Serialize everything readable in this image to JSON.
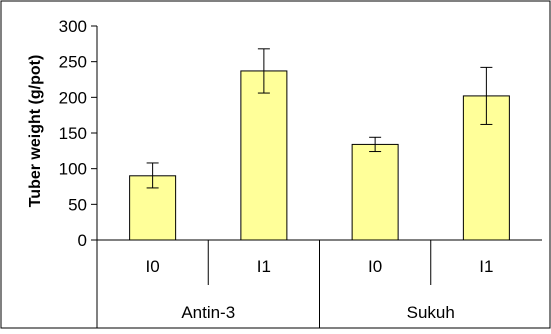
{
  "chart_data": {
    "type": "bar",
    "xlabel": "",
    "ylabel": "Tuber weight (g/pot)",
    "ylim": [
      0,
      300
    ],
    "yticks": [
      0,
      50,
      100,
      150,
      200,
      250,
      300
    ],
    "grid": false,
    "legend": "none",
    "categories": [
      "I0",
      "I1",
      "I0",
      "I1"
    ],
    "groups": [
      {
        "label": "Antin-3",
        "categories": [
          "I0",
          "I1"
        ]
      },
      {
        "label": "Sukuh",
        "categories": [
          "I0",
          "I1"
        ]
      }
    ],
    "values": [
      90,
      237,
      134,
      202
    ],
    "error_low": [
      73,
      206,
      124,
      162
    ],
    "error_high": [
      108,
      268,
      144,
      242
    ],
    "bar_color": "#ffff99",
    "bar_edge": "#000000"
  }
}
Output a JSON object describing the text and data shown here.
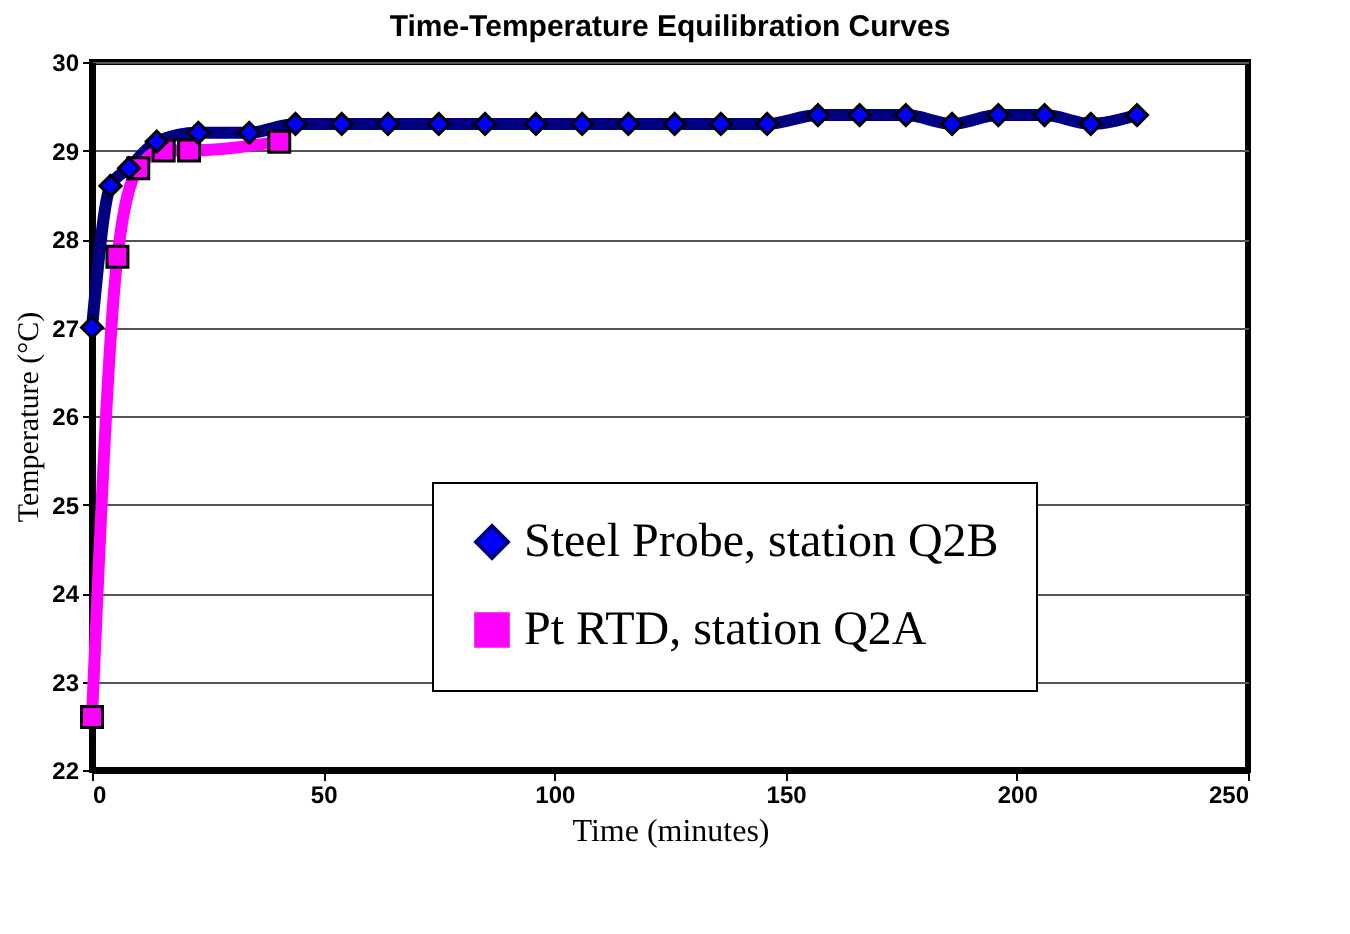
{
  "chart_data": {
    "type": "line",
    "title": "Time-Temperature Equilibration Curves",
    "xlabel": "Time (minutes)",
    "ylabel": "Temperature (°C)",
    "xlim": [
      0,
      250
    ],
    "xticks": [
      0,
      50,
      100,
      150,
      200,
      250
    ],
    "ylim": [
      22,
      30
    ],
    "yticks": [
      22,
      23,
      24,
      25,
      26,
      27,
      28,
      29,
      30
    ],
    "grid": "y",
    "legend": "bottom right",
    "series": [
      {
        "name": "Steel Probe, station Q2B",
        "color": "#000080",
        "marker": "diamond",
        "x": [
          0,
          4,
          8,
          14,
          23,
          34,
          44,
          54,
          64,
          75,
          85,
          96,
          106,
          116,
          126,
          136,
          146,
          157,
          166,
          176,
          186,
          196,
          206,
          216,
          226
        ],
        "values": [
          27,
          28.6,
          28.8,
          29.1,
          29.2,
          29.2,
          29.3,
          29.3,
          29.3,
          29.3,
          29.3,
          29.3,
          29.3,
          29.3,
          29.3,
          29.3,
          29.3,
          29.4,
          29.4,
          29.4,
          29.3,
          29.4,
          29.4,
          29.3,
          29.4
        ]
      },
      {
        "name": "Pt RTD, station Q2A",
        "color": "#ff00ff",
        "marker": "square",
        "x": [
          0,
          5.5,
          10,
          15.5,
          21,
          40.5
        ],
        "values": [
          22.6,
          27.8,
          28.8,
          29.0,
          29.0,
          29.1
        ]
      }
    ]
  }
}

+++

In the entries above, identify each line that includes the string "Temperature", then copy it.

### RESPONSE FOR THIS EXERCISE
    "title": "Time-Temperature Equilibration Curves",
    "ylabel": "Temperature (°C)",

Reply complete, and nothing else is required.